YOUR GOAL — Reproduce all lines of the listing below in which the word "region" occurs.

RECORDS FOR PROCESSING —
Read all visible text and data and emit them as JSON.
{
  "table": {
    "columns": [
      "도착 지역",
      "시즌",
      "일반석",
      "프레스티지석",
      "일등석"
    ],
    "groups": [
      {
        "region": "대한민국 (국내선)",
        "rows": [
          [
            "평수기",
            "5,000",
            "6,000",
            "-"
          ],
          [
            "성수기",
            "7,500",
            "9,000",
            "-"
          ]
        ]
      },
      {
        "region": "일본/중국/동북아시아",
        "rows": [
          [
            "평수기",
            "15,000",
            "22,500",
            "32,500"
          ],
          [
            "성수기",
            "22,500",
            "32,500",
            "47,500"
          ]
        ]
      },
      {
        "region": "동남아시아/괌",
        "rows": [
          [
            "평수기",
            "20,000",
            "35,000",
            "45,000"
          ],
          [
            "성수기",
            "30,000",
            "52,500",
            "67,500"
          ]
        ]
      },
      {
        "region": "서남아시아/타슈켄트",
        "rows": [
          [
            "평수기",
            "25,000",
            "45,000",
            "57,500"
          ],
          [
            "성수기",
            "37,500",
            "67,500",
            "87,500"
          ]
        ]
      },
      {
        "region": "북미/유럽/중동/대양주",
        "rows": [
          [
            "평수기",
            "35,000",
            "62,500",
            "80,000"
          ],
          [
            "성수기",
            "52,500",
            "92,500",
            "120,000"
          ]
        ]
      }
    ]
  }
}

--

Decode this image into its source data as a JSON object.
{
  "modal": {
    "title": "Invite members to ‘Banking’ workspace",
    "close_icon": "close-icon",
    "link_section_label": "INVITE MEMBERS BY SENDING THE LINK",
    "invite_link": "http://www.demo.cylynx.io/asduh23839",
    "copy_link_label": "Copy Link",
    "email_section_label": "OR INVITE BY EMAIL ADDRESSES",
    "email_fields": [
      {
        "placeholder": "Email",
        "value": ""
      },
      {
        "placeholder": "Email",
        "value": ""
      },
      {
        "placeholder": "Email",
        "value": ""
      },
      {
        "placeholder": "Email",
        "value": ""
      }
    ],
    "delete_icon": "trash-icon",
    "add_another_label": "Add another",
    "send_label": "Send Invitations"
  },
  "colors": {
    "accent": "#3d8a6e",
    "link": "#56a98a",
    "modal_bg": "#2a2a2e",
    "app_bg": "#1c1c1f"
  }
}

* * *

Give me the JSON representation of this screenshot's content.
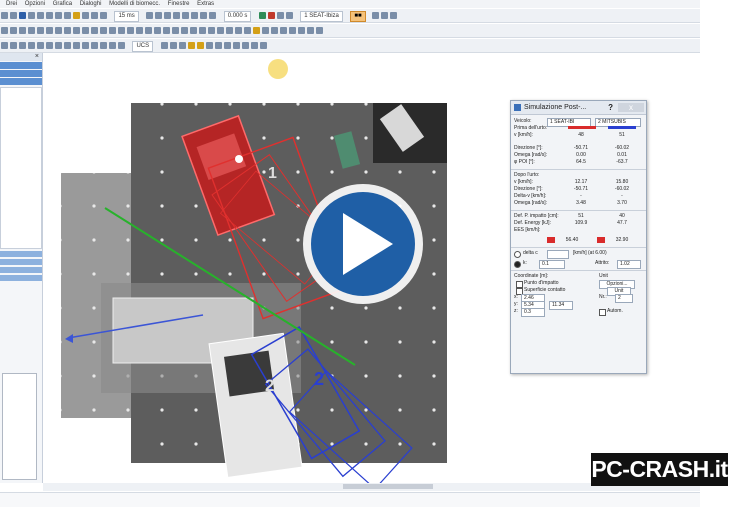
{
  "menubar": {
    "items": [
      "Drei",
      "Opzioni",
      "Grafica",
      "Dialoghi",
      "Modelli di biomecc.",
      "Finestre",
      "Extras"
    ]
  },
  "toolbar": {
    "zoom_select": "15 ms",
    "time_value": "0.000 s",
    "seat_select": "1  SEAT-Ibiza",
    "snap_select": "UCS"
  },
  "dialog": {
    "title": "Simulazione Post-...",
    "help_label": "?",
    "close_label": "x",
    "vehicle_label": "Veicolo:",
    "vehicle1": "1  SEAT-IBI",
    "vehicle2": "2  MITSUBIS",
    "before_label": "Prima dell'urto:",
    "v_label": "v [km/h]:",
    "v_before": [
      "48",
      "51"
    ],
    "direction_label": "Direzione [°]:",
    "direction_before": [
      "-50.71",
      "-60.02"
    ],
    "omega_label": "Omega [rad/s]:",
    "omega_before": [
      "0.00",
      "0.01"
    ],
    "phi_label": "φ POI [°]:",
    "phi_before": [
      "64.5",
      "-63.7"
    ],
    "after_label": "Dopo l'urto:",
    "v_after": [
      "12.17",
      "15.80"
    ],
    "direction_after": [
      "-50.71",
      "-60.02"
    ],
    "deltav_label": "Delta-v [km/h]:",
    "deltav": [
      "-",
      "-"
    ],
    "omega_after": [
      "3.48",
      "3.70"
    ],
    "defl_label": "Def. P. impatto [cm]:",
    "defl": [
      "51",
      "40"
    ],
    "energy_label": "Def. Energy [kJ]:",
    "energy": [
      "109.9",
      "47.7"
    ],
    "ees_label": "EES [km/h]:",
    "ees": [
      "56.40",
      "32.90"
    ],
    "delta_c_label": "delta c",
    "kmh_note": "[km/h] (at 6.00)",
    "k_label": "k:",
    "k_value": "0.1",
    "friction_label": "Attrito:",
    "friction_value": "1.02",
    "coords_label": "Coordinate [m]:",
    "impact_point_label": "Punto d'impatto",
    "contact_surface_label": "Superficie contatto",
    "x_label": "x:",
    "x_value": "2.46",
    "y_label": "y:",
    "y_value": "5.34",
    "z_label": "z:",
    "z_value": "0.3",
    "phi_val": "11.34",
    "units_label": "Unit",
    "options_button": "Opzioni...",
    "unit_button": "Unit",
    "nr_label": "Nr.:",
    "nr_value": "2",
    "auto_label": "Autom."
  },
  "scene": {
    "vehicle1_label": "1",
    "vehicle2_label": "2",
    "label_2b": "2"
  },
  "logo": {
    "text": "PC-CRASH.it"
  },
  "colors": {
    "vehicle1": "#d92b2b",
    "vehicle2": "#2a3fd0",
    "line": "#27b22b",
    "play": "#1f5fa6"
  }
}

SOLUTION TO THE PROBLEM —
        "region": "대한민국 (국내선)",
        "region": "일본/중국/동북아시아",
        "region": "동남아시아/괌",
        "region": "서남아시아/타슈켄트",
        "region": "북미/유럽/중동/대양주",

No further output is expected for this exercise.